:: Task prompt ::
Reproduce the listing below word for word, with no pictures.

:: Records provided ::
------------------------

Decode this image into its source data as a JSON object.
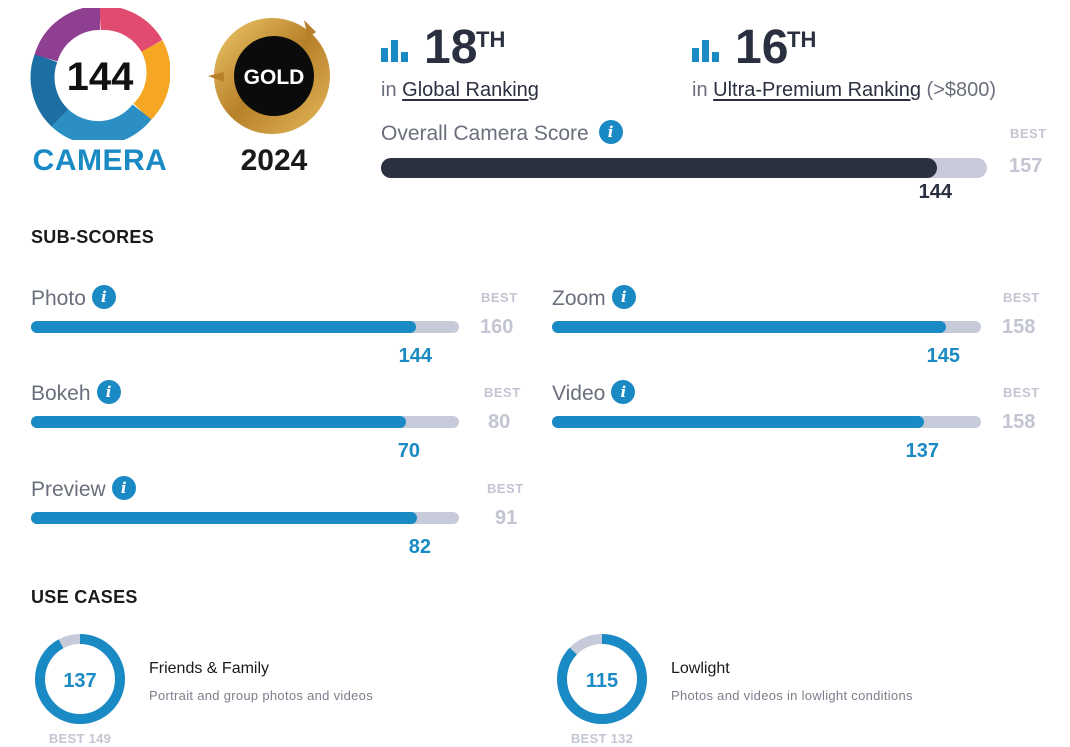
{
  "camera_badge": {
    "score": "144",
    "caption": "CAMERA"
  },
  "label_badge": {
    "label": "GOLD",
    "year": "2024"
  },
  "rankings": {
    "global": {
      "rank": "18",
      "suffix": "TH",
      "prefix": "in",
      "label": "Global Ranking",
      "note": ""
    },
    "segment": {
      "rank": "16",
      "suffix": "TH",
      "prefix": "in",
      "label": "Ultra-Premium Ranking",
      "note": "(>$800)"
    }
  },
  "overall": {
    "label": "Overall Camera Score",
    "best_label": "BEST",
    "best": 157,
    "score": 144
  },
  "sub_scores": {
    "title": "SUB-SCORES",
    "items": [
      {
        "label": "Photo",
        "score": 144,
        "best": 160,
        "best_label": "BEST"
      },
      {
        "label": "Zoom",
        "score": 145,
        "best": 158,
        "best_label": "BEST"
      },
      {
        "label": "Bokeh",
        "score": 70,
        "best": 80,
        "best_label": "BEST"
      },
      {
        "label": "Video",
        "score": 137,
        "best": 158,
        "best_label": "BEST"
      },
      {
        "label": "Preview",
        "score": 82,
        "best": 91,
        "best_label": "BEST"
      }
    ]
  },
  "use_cases": {
    "title": "USE CASES",
    "items": [
      {
        "title": "Friends & Family",
        "desc": "Portrait and group photos and videos",
        "score": 137,
        "best": 149,
        "best_text": "BEST 149"
      },
      {
        "title": "Lowlight",
        "desc": "Photos and videos in lowlight conditions",
        "score": 115,
        "best": 132,
        "best_text": "BEST 132"
      }
    ]
  },
  "colors": {
    "accent": "#1a8ac4",
    "dark": "#2b3040",
    "track": "#c7cad9",
    "muted": "#c3c6d2",
    "gold": "#c9973a"
  }
}
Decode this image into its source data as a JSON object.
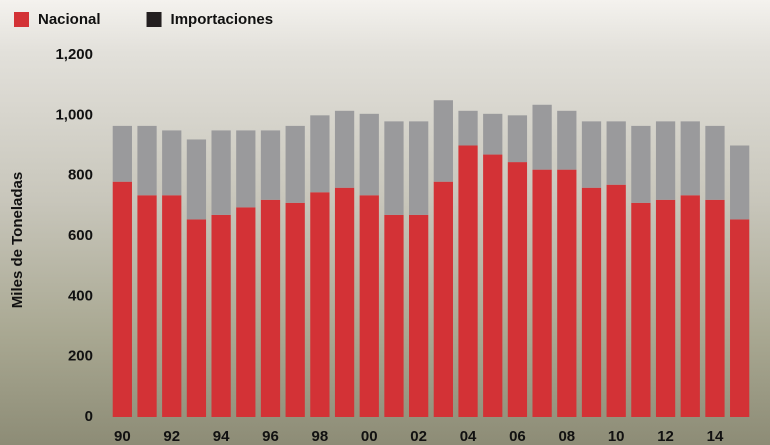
{
  "chart_data": {
    "type": "stacked_bar",
    "categories": [
      "90",
      null,
      "92",
      null,
      "94",
      null,
      "96",
      null,
      "98",
      null,
      "00",
      null,
      "02",
      null,
      "04",
      null,
      "06",
      null,
      "08",
      null,
      "10",
      null,
      "12",
      null,
      "14",
      null
    ],
    "series": [
      {
        "name": "Nacional",
        "color": "#d33236",
        "legend_color": "#d33236",
        "values": [
          780,
          735,
          735,
          655,
          670,
          695,
          720,
          710,
          745,
          760,
          735,
          670,
          670,
          780,
          900,
          870,
          845,
          820,
          820,
          760,
          770,
          710,
          720,
          735,
          720,
          655
        ]
      },
      {
        "name": "Importaciones",
        "color": "#9a9a9c",
        "legend_color": "#231f20",
        "values": [
          185,
          230,
          215,
          265,
          280,
          255,
          230,
          255,
          255,
          255,
          270,
          310,
          310,
          270,
          115,
          135,
          155,
          215,
          195,
          220,
          210,
          255,
          260,
          245,
          245,
          245
        ]
      }
    ],
    "ylabel": "Miles de Toneladas",
    "ylim": [
      0,
      1200
    ],
    "yticks": [
      0,
      200,
      400,
      600,
      800,
      {
        "value": 1000,
        "label": "1,000"
      },
      {
        "value": 1200,
        "label": "1,200"
      }
    ],
    "grid": false
  }
}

------------------------

:: Task result ::
Decode this image into its source data as a JSON object.
{
  "camera_badge": {
    "score": "144",
    "caption": "CAMERA"
  },
  "label_badge": {
    "label": "GOLD",
    "year": "2024"
  },
  "rankings": {
    "global": {
      "rank": "18",
      "suffix": "TH",
      "prefix": "in",
      "label": "Global Ranking",
      "note": ""
    },
    "segment": {
      "rank": "16",
      "suffix": "TH",
      "prefix": "in",
      "label": "Ultra-Premium Ranking",
      "note": "(>$800)"
    }
  },
  "overall": {
    "label": "Overall Camera Score",
    "best_label": "BEST",
    "best": 157,
    "score": 144
  },
  "sub_scores": {
    "title": "SUB-SCORES",
    "items": [
      {
        "label": "Photo",
        "score": 144,
        "best": 160,
        "best_label": "BEST"
      },
      {
        "label": "Zoom",
        "score": 145,
        "best": 158,
        "best_label": "BEST"
      },
      {
        "label": "Bokeh",
        "score": 70,
        "best": 80,
        "best_label": "BEST"
      },
      {
        "label": "Video",
        "score": 137,
        "best": 158,
        "best_label": "BEST"
      },
      {
        "label": "Preview",
        "score": 82,
        "best": 91,
        "best_label": "BEST"
      }
    ]
  },
  "use_cases": {
    "title": "USE CASES",
    "items": [
      {
        "title": "Friends & Family",
        "desc": "Portrait and group photos and videos",
        "score": 137,
        "best": 149,
        "best_text": "BEST 149"
      },
      {
        "title": "Lowlight",
        "desc": "Photos and videos in lowlight conditions",
        "score": 115,
        "best": 132,
        "best_text": "BEST 132"
      }
    ]
  },
  "colors": {
    "accent": "#1a8ac4",
    "dark": "#2b3040",
    "track": "#c7cad9",
    "muted": "#c3c6d2",
    "gold": "#c9973a"
  }
}
Decode this image into its source data as a JSON object.
{
  "chart_data": {
    "type": "stacked_bar",
    "categories": [
      "90",
      null,
      "92",
      null,
      "94",
      null,
      "96",
      null,
      "98",
      null,
      "00",
      null,
      "02",
      null,
      "04",
      null,
      "06",
      null,
      "08",
      null,
      "10",
      null,
      "12",
      null,
      "14",
      null
    ],
    "series": [
      {
        "name": "Nacional",
        "color": "#d33236",
        "legend_color": "#d33236",
        "values": [
          780,
          735,
          735,
          655,
          670,
          695,
          720,
          710,
          745,
          760,
          735,
          670,
          670,
          780,
          900,
          870,
          845,
          820,
          820,
          760,
          770,
          710,
          720,
          735,
          720,
          655
        ]
      },
      {
        "name": "Importaciones",
        "color": "#9a9a9c",
        "legend_color": "#231f20",
        "values": [
          185,
          230,
          215,
          265,
          280,
          255,
          230,
          255,
          255,
          255,
          270,
          310,
          310,
          270,
          115,
          135,
          155,
          215,
          195,
          220,
          210,
          255,
          260,
          245,
          245,
          245
        ]
      }
    ],
    "ylabel": "Miles de Toneladas",
    "ylim": [
      0,
      1200
    ],
    "yticks": [
      0,
      200,
      400,
      600,
      800,
      {
        "value": 1000,
        "label": "1,000"
      },
      {
        "value": 1200,
        "label": "1,200"
      }
    ],
    "grid": false
  }
}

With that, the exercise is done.